[Data shown start]
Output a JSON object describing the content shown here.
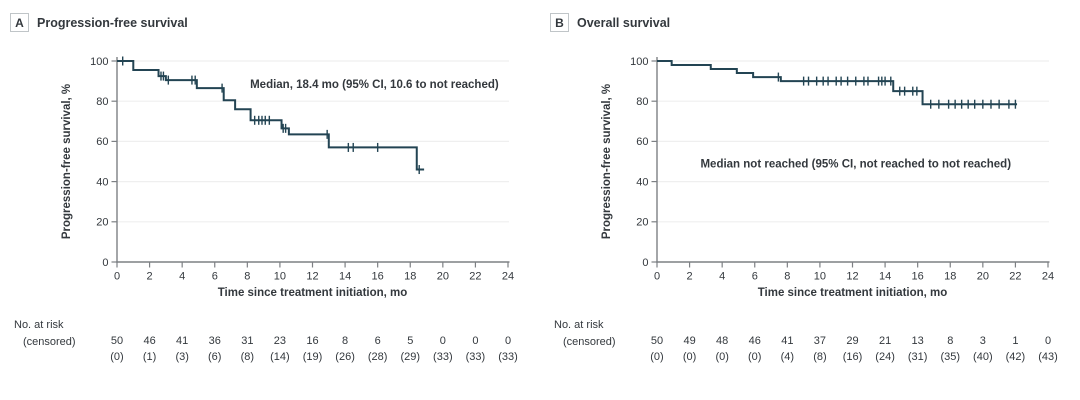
{
  "figure": {
    "background": "#ffffff",
    "curve_color": "#234453",
    "axis_color": "#7d8084",
    "grid_color": "#efefef",
    "text_color": "#33383d"
  },
  "risk_header": {
    "line1": "No. at risk",
    "line2": "(censored)"
  },
  "chart_data": [
    {
      "type": "line",
      "subtype": "kaplan-meier-step",
      "panel_label": "A",
      "title": "Progression-free survival",
      "annotation": "Median, 18.4 mo (95% CI, 10.6 to not reached)",
      "annotation_pos": {
        "t": 15.8,
        "pct": 86.5
      },
      "xlabel": "Time since treatment initiation, mo",
      "ylabel": "Progression-free survival, %",
      "xlim": [
        0,
        24
      ],
      "ylim": [
        0,
        100
      ],
      "xticks": [
        0,
        2,
        4,
        6,
        8,
        10,
        12,
        14,
        16,
        18,
        20,
        22,
        24
      ],
      "yticks": [
        0,
        20,
        40,
        60,
        80,
        100
      ],
      "grid": "horizontal",
      "series": [
        {
          "name": "Progression-free survival",
          "steps": [
            [
              0,
              100
            ],
            [
              1.0,
              95.5
            ],
            [
              2.55,
              92.5
            ],
            [
              3.0,
              90.5
            ],
            [
              4.9,
              86.5
            ],
            [
              6.55,
              80.5
            ],
            [
              7.25,
              76
            ],
            [
              8.2,
              70.5
            ],
            [
              10.1,
              66.5
            ],
            [
              10.55,
              63.5
            ],
            [
              13.0,
              57
            ],
            [
              18.4,
              46
            ]
          ],
          "end_time": 18.85,
          "censors": [
            [
              0.35,
              100
            ],
            [
              2.7,
              92.5
            ],
            [
              2.85,
              92.5
            ],
            [
              3.15,
              90.5
            ],
            [
              4.6,
              90.5
            ],
            [
              4.8,
              90.5
            ],
            [
              6.45,
              86.5
            ],
            [
              8.45,
              70.5
            ],
            [
              8.7,
              70.5
            ],
            [
              8.9,
              70.5
            ],
            [
              9.1,
              70.5
            ],
            [
              9.35,
              70.5
            ],
            [
              10.2,
              66.5
            ],
            [
              10.35,
              66.5
            ],
            [
              12.9,
              63.5
            ],
            [
              14.2,
              57
            ],
            [
              14.5,
              57
            ],
            [
              16.0,
              57
            ],
            [
              18.55,
              46
            ]
          ]
        }
      ],
      "risk_table": {
        "times": [
          0,
          2,
          4,
          6,
          8,
          10,
          12,
          14,
          16,
          18,
          20,
          22,
          24
        ],
        "at_risk": [
          50,
          46,
          41,
          36,
          31,
          23,
          16,
          8,
          6,
          5,
          0,
          0,
          0
        ],
        "censored": [
          "(0)",
          "(1)",
          "(3)",
          "(6)",
          "(8)",
          "(14)",
          "(19)",
          "(26)",
          "(28)",
          "(29)",
          "(33)",
          "(33)",
          "(33)"
        ]
      }
    },
    {
      "type": "line",
      "subtype": "kaplan-meier-step",
      "panel_label": "B",
      "title": "Overall survival",
      "annotation": "Median not reached (95% CI, not reached to not reached)",
      "annotation_pos": {
        "t": 12.2,
        "pct": 47
      },
      "xlabel": "Time since treatment initiation, mo",
      "ylabel": "Progression-free survival, %",
      "xlim": [
        0,
        24
      ],
      "ylim": [
        0,
        100
      ],
      "xticks": [
        0,
        2,
        4,
        6,
        8,
        10,
        12,
        14,
        16,
        18,
        20,
        22,
        24
      ],
      "yticks": [
        0,
        20,
        40,
        60,
        80,
        100
      ],
      "grid": "horizontal",
      "series": [
        {
          "name": "Overall survival",
          "steps": [
            [
              0,
              100
            ],
            [
              0.9,
              98
            ],
            [
              3.3,
              96
            ],
            [
              4.9,
              94
            ],
            [
              5.9,
              92
            ],
            [
              7.6,
              90
            ],
            [
              14.5,
              85
            ],
            [
              16.3,
              78.5
            ]
          ],
          "end_time": 22.1,
          "censors": [
            [
              7.45,
              92
            ],
            [
              9.0,
              90
            ],
            [
              9.3,
              90
            ],
            [
              9.8,
              90
            ],
            [
              10.2,
              90
            ],
            [
              10.5,
              90
            ],
            [
              11.0,
              90
            ],
            [
              11.3,
              90
            ],
            [
              11.7,
              90
            ],
            [
              12.2,
              90
            ],
            [
              12.7,
              90
            ],
            [
              12.95,
              90
            ],
            [
              13.6,
              90
            ],
            [
              13.8,
              90
            ],
            [
              14.0,
              90
            ],
            [
              14.35,
              90
            ],
            [
              14.9,
              85
            ],
            [
              15.2,
              85
            ],
            [
              15.7,
              85
            ],
            [
              15.95,
              85
            ],
            [
              16.8,
              78.5
            ],
            [
              17.3,
              78.5
            ],
            [
              17.9,
              78.5
            ],
            [
              18.3,
              78.5
            ],
            [
              18.7,
              78.5
            ],
            [
              19.1,
              78.5
            ],
            [
              19.5,
              78.5
            ],
            [
              20.0,
              78.5
            ],
            [
              20.5,
              78.5
            ],
            [
              21.0,
              78.5
            ],
            [
              21.6,
              78.5
            ],
            [
              22.0,
              78.5
            ]
          ]
        }
      ],
      "risk_table": {
        "times": [
          0,
          2,
          4,
          6,
          8,
          10,
          12,
          14,
          16,
          18,
          20,
          22,
          24
        ],
        "at_risk": [
          50,
          49,
          48,
          46,
          41,
          37,
          29,
          21,
          13,
          8,
          3,
          1,
          0
        ],
        "censored": [
          "(0)",
          "(0)",
          "(0)",
          "(0)",
          "(4)",
          "(8)",
          "(16)",
          "(24)",
          "(31)",
          "(35)",
          "(40)",
          "(42)",
          "(43)"
        ]
      }
    }
  ]
}
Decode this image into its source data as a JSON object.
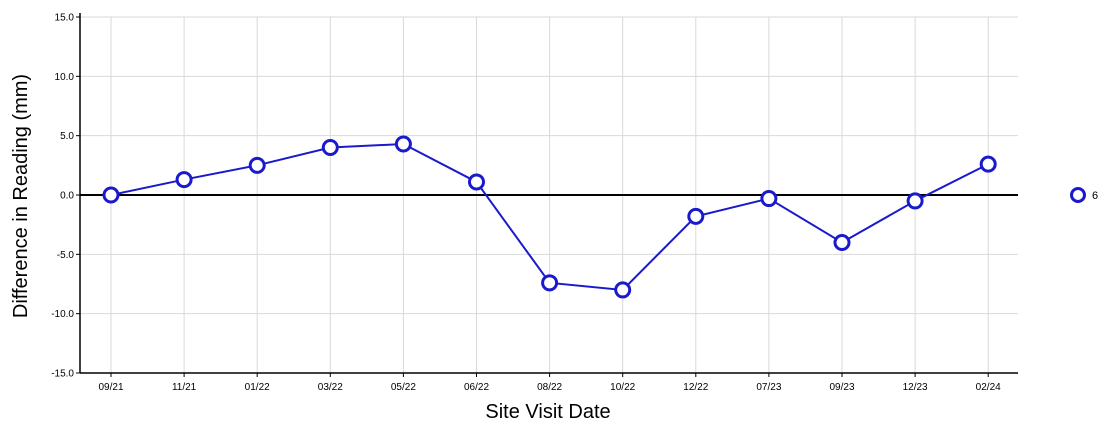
[Data shown end]
Stated task: Print out the material word for word, omitting the pictures.

Reply:
Output a JSON object describing the content shown here.
{
  "figure": {
    "background": "#ffffff",
    "curve_color": "#234453",
    "axis_color": "#7d8084",
    "grid_color": "#efefef",
    "text_color": "#33383d"
  },
  "risk_header": {
    "line1": "No. at risk",
    "line2": "(censored)"
  },
  "chart_data": [
    {
      "type": "line",
      "subtype": "kaplan-meier-step",
      "panel_label": "A",
      "title": "Progression-free survival",
      "annotation": "Median, 18.4 mo (95% CI, 10.6 to not reached)",
      "annotation_pos": {
        "t": 15.8,
        "pct": 86.5
      },
      "xlabel": "Time since treatment initiation, mo",
      "ylabel": "Progression-free survival, %",
      "xlim": [
        0,
        24
      ],
      "ylim": [
        0,
        100
      ],
      "xticks": [
        0,
        2,
        4,
        6,
        8,
        10,
        12,
        14,
        16,
        18,
        20,
        22,
        24
      ],
      "yticks": [
        0,
        20,
        40,
        60,
        80,
        100
      ],
      "grid": "horizontal",
      "series": [
        {
          "name": "Progression-free survival",
          "steps": [
            [
              0,
              100
            ],
            [
              1.0,
              95.5
            ],
            [
              2.55,
              92.5
            ],
            [
              3.0,
              90.5
            ],
            [
              4.9,
              86.5
            ],
            [
              6.55,
              80.5
            ],
            [
              7.25,
              76
            ],
            [
              8.2,
              70.5
            ],
            [
              10.1,
              66.5
            ],
            [
              10.55,
              63.5
            ],
            [
              13.0,
              57
            ],
            [
              18.4,
              46
            ]
          ],
          "end_time": 18.85,
          "censors": [
            [
              0.35,
              100
            ],
            [
              2.7,
              92.5
            ],
            [
              2.85,
              92.5
            ],
            [
              3.15,
              90.5
            ],
            [
              4.6,
              90.5
            ],
            [
              4.8,
              90.5
            ],
            [
              6.45,
              86.5
            ],
            [
              8.45,
              70.5
            ],
            [
              8.7,
              70.5
            ],
            [
              8.9,
              70.5
            ],
            [
              9.1,
              70.5
            ],
            [
              9.35,
              70.5
            ],
            [
              10.2,
              66.5
            ],
            [
              10.35,
              66.5
            ],
            [
              12.9,
              63.5
            ],
            [
              14.2,
              57
            ],
            [
              14.5,
              57
            ],
            [
              16.0,
              57
            ],
            [
              18.55,
              46
            ]
          ]
        }
      ],
      "risk_table": {
        "times": [
          0,
          2,
          4,
          6,
          8,
          10,
          12,
          14,
          16,
          18,
          20,
          22,
          24
        ],
        "at_risk": [
          50,
          46,
          41,
          36,
          31,
          23,
          16,
          8,
          6,
          5,
          0,
          0,
          0
        ],
        "censored": [
          "(0)",
          "(1)",
          "(3)",
          "(6)",
          "(8)",
          "(14)",
          "(19)",
          "(26)",
          "(28)",
          "(29)",
          "(33)",
          "(33)",
          "(33)"
        ]
      }
    },
    {
      "type": "line",
      "subtype": "kaplan-meier-step",
      "panel_label": "B",
      "title": "Overall survival",
      "annotation": "Median not reached (95% CI, not reached to not reached)",
      "annotation_pos": {
        "t": 12.2,
        "pct": 47
      },
      "xlabel": "Time since treatment initiation, mo",
      "ylabel": "Progression-free survival, %",
      "xlim": [
        0,
        24
      ],
      "ylim": [
        0,
        100
      ],
      "xticks": [
        0,
        2,
        4,
        6,
        8,
        10,
        12,
        14,
        16,
        18,
        20,
        22,
        24
      ],
      "yticks": [
        0,
        20,
        40,
        60,
        80,
        100
      ],
      "grid": "horizontal",
      "series": [
        {
          "name": "Overall survival",
          "steps": [
            [
              0,
              100
            ],
            [
              0.9,
              98
            ],
            [
              3.3,
              96
            ],
            [
              4.9,
              94
            ],
            [
              5.9,
              92
            ],
            [
              7.6,
              90
            ],
            [
              14.5,
              85
            ],
            [
              16.3,
              78.5
            ]
          ],
          "end_time": 22.1,
          "censors": [
            [
              7.45,
              92
            ],
            [
              9.0,
              90
            ],
            [
              9.3,
              90
            ],
            [
              9.8,
              90
            ],
            [
              10.2,
              90
            ],
            [
              10.5,
              90
            ],
            [
              11.0,
              90
            ],
            [
              11.3,
              90
            ],
            [
              11.7,
              90
            ],
            [
              12.2,
              90
            ],
            [
              12.7,
              90
            ],
            [
              12.95,
              90
            ],
            [
              13.6,
              90
            ],
            [
              13.8,
              90
            ],
            [
              14.0,
              90
            ],
            [
              14.35,
              90
            ],
            [
              14.9,
              85
            ],
            [
              15.2,
              85
            ],
            [
              15.7,
              85
            ],
            [
              15.95,
              85
            ],
            [
              16.8,
              78.5
            ],
            [
              17.3,
              78.5
            ],
            [
              17.9,
              78.5
            ],
            [
              18.3,
              78.5
            ],
            [
              18.7,
              78.5
            ],
            [
              19.1,
              78.5
            ],
            [
              19.5,
              78.5
            ],
            [
              20.0,
              78.5
            ],
            [
              20.5,
              78.5
            ],
            [
              21.0,
              78.5
            ],
            [
              21.6,
              78.5
            ],
            [
              22.0,
              78.5
            ]
          ]
        }
      ],
      "risk_table": {
        "times": [
          0,
          2,
          4,
          6,
          8,
          10,
          12,
          14,
          16,
          18,
          20,
          22,
          24
        ],
        "at_risk": [
          50,
          49,
          48,
          46,
          41,
          37,
          29,
          21,
          13,
          8,
          3,
          1,
          0
        ],
        "censored": [
          "(0)",
          "(0)",
          "(0)",
          "(0)",
          "(4)",
          "(8)",
          "(16)",
          "(24)",
          "(31)",
          "(35)",
          "(40)",
          "(42)",
          "(43)"
        ]
      }
    }
  ]
}
Decode this image into its source data as a JSON object.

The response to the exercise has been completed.